▶ **Dataset records**
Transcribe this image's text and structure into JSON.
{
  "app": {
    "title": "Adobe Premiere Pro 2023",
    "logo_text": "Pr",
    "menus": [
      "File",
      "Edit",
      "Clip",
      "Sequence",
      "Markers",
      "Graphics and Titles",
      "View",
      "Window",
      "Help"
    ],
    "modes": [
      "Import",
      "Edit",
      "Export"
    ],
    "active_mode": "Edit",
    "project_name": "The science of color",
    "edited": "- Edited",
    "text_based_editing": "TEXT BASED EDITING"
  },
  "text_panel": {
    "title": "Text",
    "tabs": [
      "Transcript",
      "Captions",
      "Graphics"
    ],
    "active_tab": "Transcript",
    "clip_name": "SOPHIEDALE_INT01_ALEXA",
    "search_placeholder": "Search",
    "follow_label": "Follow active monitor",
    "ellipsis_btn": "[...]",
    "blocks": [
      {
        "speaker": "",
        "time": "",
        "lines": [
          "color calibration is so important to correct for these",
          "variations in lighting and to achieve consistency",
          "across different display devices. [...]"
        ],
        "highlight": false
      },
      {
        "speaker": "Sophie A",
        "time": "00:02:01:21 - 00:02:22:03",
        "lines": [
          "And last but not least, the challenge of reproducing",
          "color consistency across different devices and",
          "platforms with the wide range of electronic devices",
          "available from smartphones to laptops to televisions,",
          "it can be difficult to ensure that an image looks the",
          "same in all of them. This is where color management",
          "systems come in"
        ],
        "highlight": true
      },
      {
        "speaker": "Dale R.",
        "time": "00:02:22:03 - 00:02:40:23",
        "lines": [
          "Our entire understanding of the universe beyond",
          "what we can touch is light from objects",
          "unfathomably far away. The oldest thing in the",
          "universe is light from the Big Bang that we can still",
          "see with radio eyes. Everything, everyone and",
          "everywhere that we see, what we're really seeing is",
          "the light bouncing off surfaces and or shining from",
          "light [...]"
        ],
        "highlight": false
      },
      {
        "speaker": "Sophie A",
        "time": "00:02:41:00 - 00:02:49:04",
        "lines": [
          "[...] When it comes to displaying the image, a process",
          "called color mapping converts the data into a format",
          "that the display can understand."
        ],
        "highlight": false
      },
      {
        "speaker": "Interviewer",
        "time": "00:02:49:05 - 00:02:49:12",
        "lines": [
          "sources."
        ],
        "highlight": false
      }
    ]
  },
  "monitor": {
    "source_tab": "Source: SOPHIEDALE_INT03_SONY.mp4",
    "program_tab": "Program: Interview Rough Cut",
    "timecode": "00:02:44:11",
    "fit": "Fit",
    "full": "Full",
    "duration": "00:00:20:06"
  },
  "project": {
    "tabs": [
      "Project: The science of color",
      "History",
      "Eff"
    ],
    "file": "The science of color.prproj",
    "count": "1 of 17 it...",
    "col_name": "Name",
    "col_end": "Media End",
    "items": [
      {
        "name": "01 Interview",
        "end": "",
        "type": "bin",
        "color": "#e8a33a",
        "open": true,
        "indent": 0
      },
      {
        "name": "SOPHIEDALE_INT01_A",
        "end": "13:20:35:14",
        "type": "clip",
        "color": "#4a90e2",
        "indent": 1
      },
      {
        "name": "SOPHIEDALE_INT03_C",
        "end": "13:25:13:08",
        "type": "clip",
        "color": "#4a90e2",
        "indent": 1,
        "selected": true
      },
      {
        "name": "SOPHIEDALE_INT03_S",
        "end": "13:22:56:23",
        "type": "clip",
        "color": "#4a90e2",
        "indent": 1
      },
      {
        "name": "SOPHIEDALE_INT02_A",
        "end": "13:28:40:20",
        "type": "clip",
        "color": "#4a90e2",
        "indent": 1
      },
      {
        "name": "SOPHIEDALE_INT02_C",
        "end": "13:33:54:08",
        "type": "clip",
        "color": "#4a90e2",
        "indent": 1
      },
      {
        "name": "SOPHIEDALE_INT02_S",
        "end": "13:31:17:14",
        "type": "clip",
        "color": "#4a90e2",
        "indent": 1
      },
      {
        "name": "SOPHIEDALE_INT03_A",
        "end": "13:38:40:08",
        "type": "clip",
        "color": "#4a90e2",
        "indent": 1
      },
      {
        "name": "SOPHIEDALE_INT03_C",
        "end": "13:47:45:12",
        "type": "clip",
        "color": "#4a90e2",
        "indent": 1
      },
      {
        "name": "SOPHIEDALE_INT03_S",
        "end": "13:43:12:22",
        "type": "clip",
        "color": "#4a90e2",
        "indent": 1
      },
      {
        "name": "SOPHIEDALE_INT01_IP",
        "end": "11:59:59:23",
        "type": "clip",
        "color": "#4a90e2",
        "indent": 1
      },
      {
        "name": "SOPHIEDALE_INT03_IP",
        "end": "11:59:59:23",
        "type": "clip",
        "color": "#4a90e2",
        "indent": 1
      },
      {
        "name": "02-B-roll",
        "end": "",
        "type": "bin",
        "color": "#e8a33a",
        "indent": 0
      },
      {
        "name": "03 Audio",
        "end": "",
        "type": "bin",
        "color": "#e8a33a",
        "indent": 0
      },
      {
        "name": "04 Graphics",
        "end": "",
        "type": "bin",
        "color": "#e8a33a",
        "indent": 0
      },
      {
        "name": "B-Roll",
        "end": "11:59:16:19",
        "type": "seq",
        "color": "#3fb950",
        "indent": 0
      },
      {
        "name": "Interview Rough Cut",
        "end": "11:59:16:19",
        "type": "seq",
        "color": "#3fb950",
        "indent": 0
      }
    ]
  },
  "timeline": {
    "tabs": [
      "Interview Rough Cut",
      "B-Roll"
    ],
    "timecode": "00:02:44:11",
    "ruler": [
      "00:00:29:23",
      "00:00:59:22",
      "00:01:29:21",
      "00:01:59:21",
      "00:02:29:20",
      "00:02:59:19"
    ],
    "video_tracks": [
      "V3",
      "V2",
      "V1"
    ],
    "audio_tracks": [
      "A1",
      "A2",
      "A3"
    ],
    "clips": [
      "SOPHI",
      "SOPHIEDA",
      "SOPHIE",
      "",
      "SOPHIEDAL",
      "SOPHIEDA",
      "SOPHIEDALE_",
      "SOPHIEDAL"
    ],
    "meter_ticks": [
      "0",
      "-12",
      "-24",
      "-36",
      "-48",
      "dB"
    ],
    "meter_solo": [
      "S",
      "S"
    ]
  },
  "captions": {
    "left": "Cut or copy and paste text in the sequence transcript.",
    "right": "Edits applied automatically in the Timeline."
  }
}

▶ **What is required**
Copy out every line in the listing where the word "that" appears.

▶ **Answer for the task**
          "it can be difficult to ensure that an image looks the",
          "universe is light from the Big Bang that we can still",
          "everywhere that we see, what we're really seeing is",
          "that the display can understand."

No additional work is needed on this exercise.